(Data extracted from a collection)
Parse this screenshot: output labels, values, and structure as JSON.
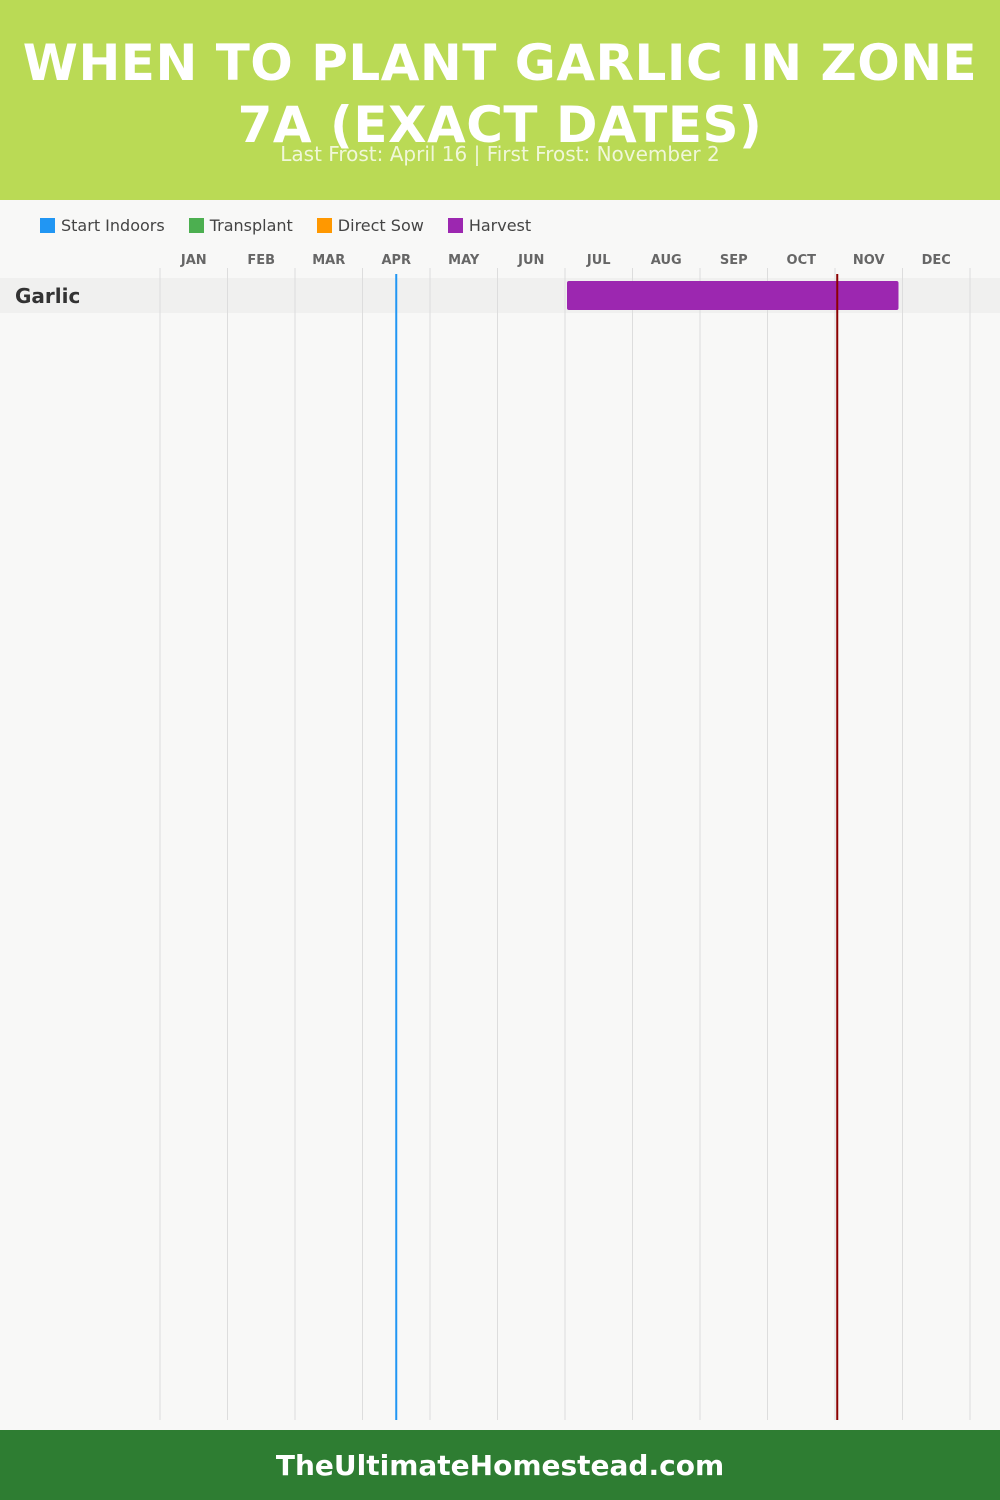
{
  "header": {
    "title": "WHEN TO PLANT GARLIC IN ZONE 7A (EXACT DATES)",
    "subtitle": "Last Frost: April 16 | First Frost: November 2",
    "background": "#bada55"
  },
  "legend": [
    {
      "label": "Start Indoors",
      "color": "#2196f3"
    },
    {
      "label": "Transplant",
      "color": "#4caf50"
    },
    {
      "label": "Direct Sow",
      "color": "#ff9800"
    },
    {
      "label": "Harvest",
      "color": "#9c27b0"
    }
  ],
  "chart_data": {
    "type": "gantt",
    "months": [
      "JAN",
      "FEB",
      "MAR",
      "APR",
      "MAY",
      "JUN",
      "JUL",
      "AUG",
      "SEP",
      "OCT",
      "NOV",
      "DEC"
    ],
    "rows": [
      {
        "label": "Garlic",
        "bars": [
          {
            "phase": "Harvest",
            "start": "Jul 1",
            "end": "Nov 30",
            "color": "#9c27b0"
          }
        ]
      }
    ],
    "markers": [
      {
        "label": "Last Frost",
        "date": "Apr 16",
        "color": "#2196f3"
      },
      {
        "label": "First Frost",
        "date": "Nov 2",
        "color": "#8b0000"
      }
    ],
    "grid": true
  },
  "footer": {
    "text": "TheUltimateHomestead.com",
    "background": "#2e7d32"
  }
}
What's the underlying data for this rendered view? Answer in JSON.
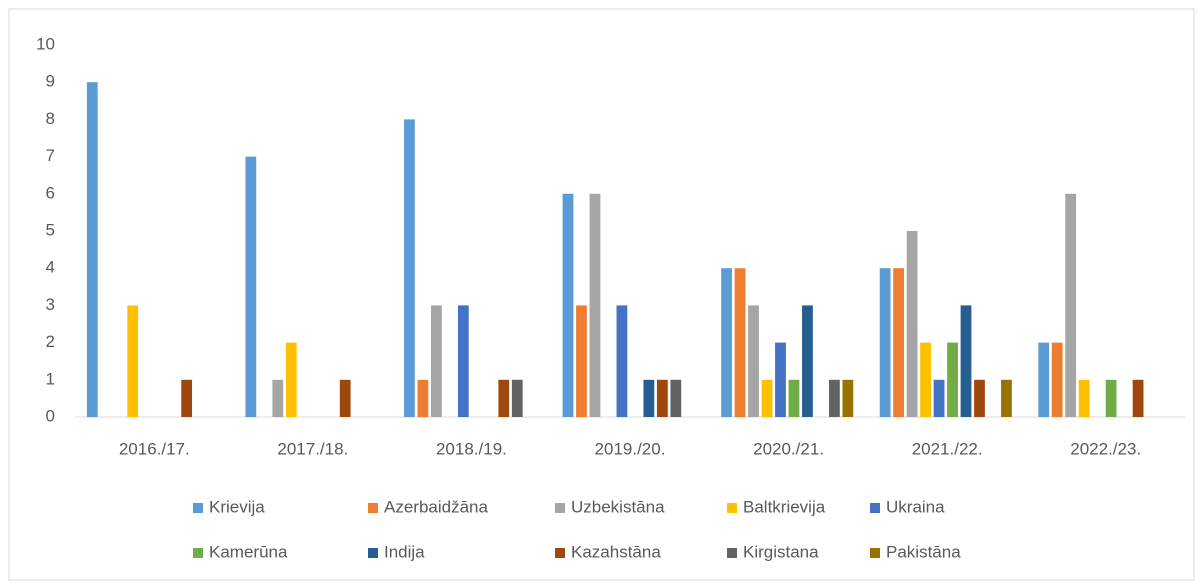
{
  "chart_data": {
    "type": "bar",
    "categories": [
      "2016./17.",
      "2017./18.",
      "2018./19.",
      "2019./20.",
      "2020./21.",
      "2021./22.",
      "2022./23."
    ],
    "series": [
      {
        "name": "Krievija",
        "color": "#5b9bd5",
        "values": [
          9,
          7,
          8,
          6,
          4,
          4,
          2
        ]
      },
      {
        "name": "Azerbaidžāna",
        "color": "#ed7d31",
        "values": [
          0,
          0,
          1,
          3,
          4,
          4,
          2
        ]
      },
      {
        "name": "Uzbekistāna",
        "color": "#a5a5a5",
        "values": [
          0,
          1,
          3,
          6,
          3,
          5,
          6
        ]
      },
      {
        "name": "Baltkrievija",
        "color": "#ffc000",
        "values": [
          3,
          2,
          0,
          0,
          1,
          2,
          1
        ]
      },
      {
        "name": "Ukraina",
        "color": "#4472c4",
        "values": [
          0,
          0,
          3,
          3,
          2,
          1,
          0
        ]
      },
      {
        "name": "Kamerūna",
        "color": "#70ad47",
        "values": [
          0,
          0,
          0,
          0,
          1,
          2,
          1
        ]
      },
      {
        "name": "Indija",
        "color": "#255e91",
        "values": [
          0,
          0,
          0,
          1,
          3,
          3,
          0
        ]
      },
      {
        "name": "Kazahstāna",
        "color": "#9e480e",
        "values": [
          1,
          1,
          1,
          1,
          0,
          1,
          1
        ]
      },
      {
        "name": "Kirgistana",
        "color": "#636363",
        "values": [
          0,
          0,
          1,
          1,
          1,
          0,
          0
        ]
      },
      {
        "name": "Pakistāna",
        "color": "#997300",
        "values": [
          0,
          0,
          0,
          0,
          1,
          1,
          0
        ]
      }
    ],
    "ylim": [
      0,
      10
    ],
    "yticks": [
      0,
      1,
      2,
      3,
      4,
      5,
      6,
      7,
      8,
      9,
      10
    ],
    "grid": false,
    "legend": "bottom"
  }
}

• WHAT IS NEEDED: Copy the records exactly as they appear, excluding images.

• RESPONSE:
Parse this screenshot: output labels, values, and structure as JSON.
{
  "header": {
    "title": "WHEN TO PLANT GARLIC IN ZONE 7A (EXACT DATES)",
    "subtitle": "Last Frost: April 16 | First Frost: November 2",
    "background": "#bada55"
  },
  "legend": [
    {
      "label": "Start Indoors",
      "color": "#2196f3"
    },
    {
      "label": "Transplant",
      "color": "#4caf50"
    },
    {
      "label": "Direct Sow",
      "color": "#ff9800"
    },
    {
      "label": "Harvest",
      "color": "#9c27b0"
    }
  ],
  "chart_data": {
    "type": "gantt",
    "months": [
      "JAN",
      "FEB",
      "MAR",
      "APR",
      "MAY",
      "JUN",
      "JUL",
      "AUG",
      "SEP",
      "OCT",
      "NOV",
      "DEC"
    ],
    "rows": [
      {
        "label": "Garlic",
        "bars": [
          {
            "phase": "Harvest",
            "start": "Jul 1",
            "end": "Nov 30",
            "color": "#9c27b0"
          }
        ]
      }
    ],
    "markers": [
      {
        "label": "Last Frost",
        "date": "Apr 16",
        "color": "#2196f3"
      },
      {
        "label": "First Frost",
        "date": "Nov 2",
        "color": "#8b0000"
      }
    ],
    "grid": true
  },
  "footer": {
    "text": "TheUltimateHomestead.com",
    "background": "#2e7d32"
  }
}
What's the underlying data for this rendered view? Answer in JSON.
{
  "chart_data": {
    "type": "bar",
    "categories": [
      "2016./17.",
      "2017./18.",
      "2018./19.",
      "2019./20.",
      "2020./21.",
      "2021./22.",
      "2022./23."
    ],
    "series": [
      {
        "name": "Krievija",
        "color": "#5b9bd5",
        "values": [
          9,
          7,
          8,
          6,
          4,
          4,
          2
        ]
      },
      {
        "name": "Azerbaidžāna",
        "color": "#ed7d31",
        "values": [
          0,
          0,
          1,
          3,
          4,
          4,
          2
        ]
      },
      {
        "name": "Uzbekistāna",
        "color": "#a5a5a5",
        "values": [
          0,
          1,
          3,
          6,
          3,
          5,
          6
        ]
      },
      {
        "name": "Baltkrievija",
        "color": "#ffc000",
        "values": [
          3,
          2,
          0,
          0,
          1,
          2,
          1
        ]
      },
      {
        "name": "Ukraina",
        "color": "#4472c4",
        "values": [
          0,
          0,
          3,
          3,
          2,
          1,
          0
        ]
      },
      {
        "name": "Kamerūna",
        "color": "#70ad47",
        "values": [
          0,
          0,
          0,
          0,
          1,
          2,
          1
        ]
      },
      {
        "name": "Indija",
        "color": "#255e91",
        "values": [
          0,
          0,
          0,
          1,
          3,
          3,
          0
        ]
      },
      {
        "name": "Kazahstāna",
        "color": "#9e480e",
        "values": [
          1,
          1,
          1,
          1,
          0,
          1,
          1
        ]
      },
      {
        "name": "Kirgistana",
        "color": "#636363",
        "values": [
          0,
          0,
          1,
          1,
          1,
          0,
          0
        ]
      },
      {
        "name": "Pakistāna",
        "color": "#997300",
        "values": [
          0,
          0,
          0,
          0,
          1,
          1,
          0
        ]
      }
    ],
    "ylim": [
      0,
      10
    ],
    "yticks": [
      0,
      1,
      2,
      3,
      4,
      5,
      6,
      7,
      8,
      9,
      10
    ],
    "grid": false,
    "legend": "bottom"
  }
}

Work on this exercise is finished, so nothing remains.